▽
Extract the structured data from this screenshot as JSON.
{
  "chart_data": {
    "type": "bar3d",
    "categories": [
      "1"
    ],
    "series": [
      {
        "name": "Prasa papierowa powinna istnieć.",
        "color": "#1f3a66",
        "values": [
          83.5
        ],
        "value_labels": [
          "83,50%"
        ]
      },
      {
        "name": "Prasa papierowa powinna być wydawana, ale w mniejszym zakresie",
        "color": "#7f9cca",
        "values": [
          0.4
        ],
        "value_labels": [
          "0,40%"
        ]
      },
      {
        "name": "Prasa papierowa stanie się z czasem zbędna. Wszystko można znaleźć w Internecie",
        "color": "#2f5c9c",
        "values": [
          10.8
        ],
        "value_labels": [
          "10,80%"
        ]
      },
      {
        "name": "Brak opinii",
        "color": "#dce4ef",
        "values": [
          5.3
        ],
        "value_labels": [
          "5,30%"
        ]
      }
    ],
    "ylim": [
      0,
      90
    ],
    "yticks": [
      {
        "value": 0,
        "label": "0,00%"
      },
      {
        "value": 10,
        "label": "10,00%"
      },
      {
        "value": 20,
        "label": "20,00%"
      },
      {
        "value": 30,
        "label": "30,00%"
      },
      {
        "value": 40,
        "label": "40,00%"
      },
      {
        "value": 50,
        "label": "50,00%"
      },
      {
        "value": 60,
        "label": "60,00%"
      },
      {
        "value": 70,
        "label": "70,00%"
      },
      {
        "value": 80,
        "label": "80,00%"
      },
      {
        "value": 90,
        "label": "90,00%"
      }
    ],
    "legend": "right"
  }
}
△
#### Problem requirements:
Extract all lines from the data in which "name" is found.

#### Result for this exercise:
        "name": "Prasa papierowa powinna istnieć.",
        "name": "Prasa papierowa powinna być wydawana, ale w mniejszym zakresie",
        "name": "Prasa papierowa stanie się z czasem zbędna. Wszystko można znaleźć w Internecie",
        "name": "Brak opinii",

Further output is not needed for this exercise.